━━━ Data to process

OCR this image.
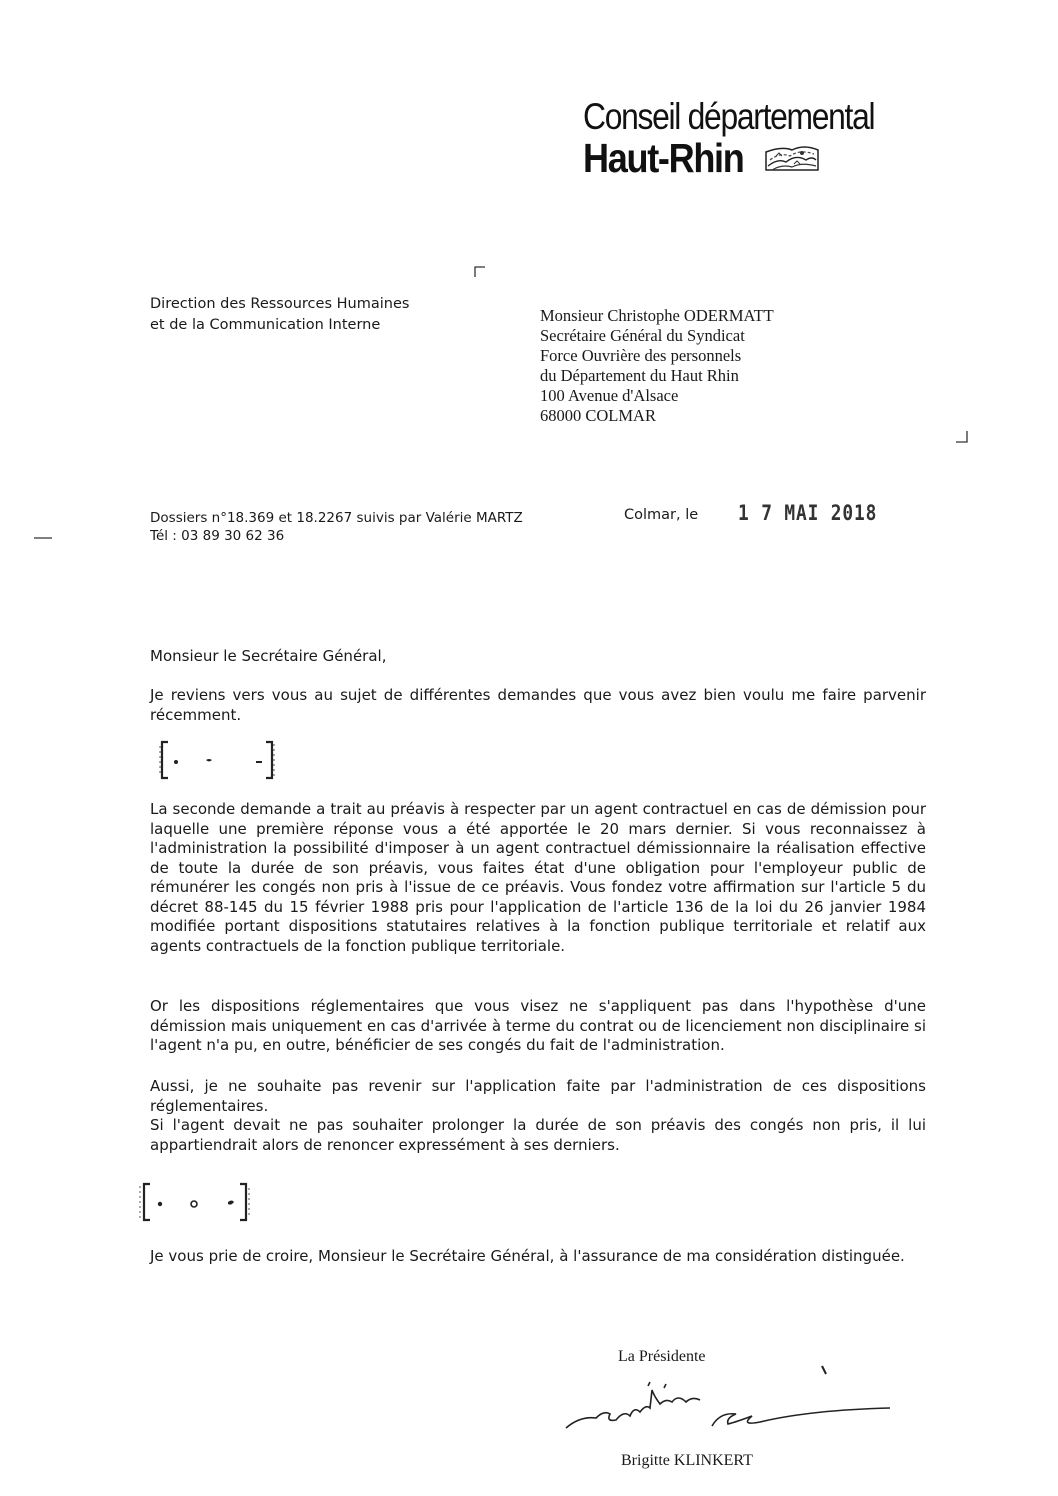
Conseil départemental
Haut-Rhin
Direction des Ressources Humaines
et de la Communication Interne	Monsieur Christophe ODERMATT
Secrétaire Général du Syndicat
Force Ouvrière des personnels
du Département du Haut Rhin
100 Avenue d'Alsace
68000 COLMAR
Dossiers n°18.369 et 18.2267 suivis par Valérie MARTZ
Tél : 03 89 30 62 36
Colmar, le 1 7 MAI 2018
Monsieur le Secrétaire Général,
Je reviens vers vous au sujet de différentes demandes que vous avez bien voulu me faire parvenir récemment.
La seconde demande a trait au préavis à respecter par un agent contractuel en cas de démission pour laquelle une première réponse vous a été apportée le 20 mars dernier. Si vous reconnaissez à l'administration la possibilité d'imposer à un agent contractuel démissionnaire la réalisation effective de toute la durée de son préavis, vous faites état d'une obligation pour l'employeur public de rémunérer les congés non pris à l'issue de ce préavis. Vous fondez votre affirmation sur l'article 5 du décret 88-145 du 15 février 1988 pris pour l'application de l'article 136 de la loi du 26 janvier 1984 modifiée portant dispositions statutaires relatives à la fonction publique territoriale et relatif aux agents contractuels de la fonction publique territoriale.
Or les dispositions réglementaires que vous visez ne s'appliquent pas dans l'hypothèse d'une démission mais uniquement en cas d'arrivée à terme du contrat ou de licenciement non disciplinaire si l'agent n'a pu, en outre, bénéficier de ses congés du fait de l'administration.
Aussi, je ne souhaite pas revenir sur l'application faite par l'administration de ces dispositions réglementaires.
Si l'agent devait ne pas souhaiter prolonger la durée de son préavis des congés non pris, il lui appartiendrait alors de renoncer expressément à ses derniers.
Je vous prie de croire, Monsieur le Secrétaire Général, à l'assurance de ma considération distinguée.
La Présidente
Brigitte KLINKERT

━━━━━━

**Problem:** Each record above must be returned exactly as written, with its pictures omitted.

**Completed exercise:**
OCR this image.
Conseil départemental
Haut-Rhin
Direction des Ressources Humaines
et de la Communication Interne	Monsieur Christophe ODERMATT
Secrétaire Général du Syndicat
Force Ouvrière des personnels
du Département du Haut Rhin
100 Avenue d'Alsace
68000 COLMAR
Dossiers n°18.369 et 18.2267 suivis par Valérie MARTZ
Tél : 03 89 30 62 36
Colmar, le 1 7 MAI 2018
Monsieur le Secrétaire Général,
Je reviens vers vous au sujet de différentes demandes que vous avez bien voulu me faire parvenir récemment.
La seconde demande a trait au préavis à respecter par un agent contractuel en cas de démission pour laquelle une première réponse vous a été apportée le 20 mars dernier. Si vous reconnaissez à l'administration la possibilité d'imposer à un agent contractuel démissionnaire la réalisation effective de toute la durée de son préavis, vous faites état d'une obligation pour l'employeur public de rémunérer les congés non pris à l'issue de ce préavis. Vous fondez votre affirmation sur l'article 5 du décret 88-145 du 15 février 1988 pris pour l'application de l'article 136 de la loi du 26 janvier 1984 modifiée portant dispositions statutaires relatives à la fonction publique territoriale et relatif aux agents contractuels de la fonction publique territoriale.
Or les dispositions réglementaires que vous visez ne s'appliquent pas dans l'hypothèse d'une démission mais uniquement en cas d'arrivée à terme du contrat ou de licenciement non disciplinaire si l'agent n'a pu, en outre, bénéficier de ses congés du fait de l'administration.
Aussi, je ne souhaite pas revenir sur l'application faite par l'administration de ces dispositions réglementaires.
Si l'agent devait ne pas souhaiter prolonger la durée de son préavis des congés non pris, il lui appartiendrait alors de renoncer expressément à ses derniers.
Je vous prie de croire, Monsieur le Secrétaire Général, à l'assurance de ma considération distinguée.
La Présidente
Brigitte KLINKERT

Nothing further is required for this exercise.